§ DATA SHOWN

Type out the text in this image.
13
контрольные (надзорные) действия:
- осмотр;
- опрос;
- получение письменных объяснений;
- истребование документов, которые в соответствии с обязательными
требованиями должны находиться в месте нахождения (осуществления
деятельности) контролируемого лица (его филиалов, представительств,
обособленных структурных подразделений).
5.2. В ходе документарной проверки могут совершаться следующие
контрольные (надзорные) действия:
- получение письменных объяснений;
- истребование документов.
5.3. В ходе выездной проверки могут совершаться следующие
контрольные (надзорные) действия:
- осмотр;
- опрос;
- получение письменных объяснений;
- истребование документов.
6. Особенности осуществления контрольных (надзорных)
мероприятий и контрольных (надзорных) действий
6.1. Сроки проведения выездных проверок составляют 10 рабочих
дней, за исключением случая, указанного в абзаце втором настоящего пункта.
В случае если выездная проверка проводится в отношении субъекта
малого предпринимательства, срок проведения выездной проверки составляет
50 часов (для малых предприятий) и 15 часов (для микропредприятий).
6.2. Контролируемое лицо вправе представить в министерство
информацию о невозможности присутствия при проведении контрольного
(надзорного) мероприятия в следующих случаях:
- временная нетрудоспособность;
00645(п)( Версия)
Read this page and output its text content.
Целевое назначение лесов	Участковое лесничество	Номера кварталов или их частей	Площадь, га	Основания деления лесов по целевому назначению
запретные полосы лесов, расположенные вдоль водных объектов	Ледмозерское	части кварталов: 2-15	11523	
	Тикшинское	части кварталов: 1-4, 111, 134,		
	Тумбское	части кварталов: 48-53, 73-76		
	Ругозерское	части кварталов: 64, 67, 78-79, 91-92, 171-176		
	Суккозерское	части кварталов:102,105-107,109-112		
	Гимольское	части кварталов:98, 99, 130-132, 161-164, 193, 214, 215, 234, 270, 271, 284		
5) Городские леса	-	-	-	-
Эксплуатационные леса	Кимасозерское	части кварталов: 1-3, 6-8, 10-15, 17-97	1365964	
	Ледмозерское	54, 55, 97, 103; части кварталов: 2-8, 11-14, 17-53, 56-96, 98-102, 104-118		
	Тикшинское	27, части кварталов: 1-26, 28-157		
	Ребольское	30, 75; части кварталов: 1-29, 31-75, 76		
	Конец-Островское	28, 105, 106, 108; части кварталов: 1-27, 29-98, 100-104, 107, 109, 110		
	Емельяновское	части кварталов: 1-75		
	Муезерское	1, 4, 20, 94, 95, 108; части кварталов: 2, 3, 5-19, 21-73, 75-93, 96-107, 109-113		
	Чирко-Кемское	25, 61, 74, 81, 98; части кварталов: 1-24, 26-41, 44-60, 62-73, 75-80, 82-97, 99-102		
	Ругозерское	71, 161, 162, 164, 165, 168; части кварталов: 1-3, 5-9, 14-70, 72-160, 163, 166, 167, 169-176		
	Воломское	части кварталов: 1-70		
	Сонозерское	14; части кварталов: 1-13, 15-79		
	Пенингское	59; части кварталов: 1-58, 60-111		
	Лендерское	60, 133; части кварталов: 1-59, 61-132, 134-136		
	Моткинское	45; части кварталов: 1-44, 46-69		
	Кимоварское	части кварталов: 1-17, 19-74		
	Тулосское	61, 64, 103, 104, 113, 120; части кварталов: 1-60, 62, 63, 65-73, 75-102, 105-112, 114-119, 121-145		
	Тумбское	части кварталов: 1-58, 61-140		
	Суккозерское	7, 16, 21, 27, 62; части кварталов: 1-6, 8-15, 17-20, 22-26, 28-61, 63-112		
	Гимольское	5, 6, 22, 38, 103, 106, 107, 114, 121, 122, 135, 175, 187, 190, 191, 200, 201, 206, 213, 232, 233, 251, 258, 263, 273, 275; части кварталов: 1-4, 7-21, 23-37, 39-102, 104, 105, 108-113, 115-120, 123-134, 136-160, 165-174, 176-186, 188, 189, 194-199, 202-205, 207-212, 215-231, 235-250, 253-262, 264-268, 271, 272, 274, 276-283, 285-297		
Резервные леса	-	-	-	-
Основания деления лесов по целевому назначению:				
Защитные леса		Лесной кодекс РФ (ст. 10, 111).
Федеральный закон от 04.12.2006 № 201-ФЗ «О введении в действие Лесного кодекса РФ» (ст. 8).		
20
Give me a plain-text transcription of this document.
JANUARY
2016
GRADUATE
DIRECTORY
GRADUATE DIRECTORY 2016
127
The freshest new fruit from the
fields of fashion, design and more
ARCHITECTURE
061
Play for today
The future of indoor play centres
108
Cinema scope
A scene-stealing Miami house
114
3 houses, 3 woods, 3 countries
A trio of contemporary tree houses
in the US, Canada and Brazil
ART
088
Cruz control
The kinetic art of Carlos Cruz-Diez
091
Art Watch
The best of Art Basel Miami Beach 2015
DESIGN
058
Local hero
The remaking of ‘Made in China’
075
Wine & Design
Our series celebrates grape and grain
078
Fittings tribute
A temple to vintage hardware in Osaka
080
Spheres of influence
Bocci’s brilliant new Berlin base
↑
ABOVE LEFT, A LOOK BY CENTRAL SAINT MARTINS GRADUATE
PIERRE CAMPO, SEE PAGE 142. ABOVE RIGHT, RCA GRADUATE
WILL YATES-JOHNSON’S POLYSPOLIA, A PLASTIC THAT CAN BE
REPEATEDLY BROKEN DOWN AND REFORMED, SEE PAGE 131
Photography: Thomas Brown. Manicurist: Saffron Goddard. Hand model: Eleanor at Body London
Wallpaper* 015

§ WHAT IS REQUIRED
Only the count is wanted: report how many lines of the material above hold the word "Гимольское".

§ ANSWER FOR THIS EXERCISE
2